START RECORD SET
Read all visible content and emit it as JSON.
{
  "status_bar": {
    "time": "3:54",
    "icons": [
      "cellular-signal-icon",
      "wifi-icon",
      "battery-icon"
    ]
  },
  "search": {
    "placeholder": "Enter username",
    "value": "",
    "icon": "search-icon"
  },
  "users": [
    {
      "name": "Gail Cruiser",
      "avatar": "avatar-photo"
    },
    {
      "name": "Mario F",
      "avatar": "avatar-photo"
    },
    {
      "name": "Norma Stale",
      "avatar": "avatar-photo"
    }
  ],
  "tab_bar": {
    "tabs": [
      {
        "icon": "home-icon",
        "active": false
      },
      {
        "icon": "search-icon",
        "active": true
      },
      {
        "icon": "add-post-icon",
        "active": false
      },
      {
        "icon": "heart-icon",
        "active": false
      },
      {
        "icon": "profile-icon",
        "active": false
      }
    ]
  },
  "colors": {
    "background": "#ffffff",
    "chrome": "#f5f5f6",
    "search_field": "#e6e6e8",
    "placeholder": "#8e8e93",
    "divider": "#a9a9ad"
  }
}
END RECORD SET
## EXERCISE PROMPT
Transcribe every entry verbatim.

## WRITTEN ANSWER
Read all visible content and emit it as JSON.
{
  "status_bar": {
    "time": "3:54",
    "icons": [
      "cellular-signal-icon",
      "wifi-icon",
      "battery-icon"
    ]
  },
  "search": {
    "placeholder": "Enter username",
    "value": "",
    "icon": "search-icon"
  },
  "users": [
    {
      "name": "Gail Cruiser",
      "avatar": "avatar-photo"
    },
    {
      "name": "Mario F",
      "avatar": "avatar-photo"
    },
    {
      "name": "Norma Stale",
      "avatar": "avatar-photo"
    }
  ],
  "tab_bar": {
    "tabs": [
      {
        "icon": "home-icon",
        "active": false
      },
      {
        "icon": "search-icon",
        "active": true
      },
      {
        "icon": "add-post-icon",
        "active": false
      },
      {
        "icon": "heart-icon",
        "active": false
      },
      {
        "icon": "profile-icon",
        "active": false
      }
    ]
  },
  "colors": {
    "background": "#ffffff",
    "chrome": "#f5f5f6",
    "search_field": "#e6e6e8",
    "placeholder": "#8e8e93",
    "divider": "#a9a9ad"
  }
}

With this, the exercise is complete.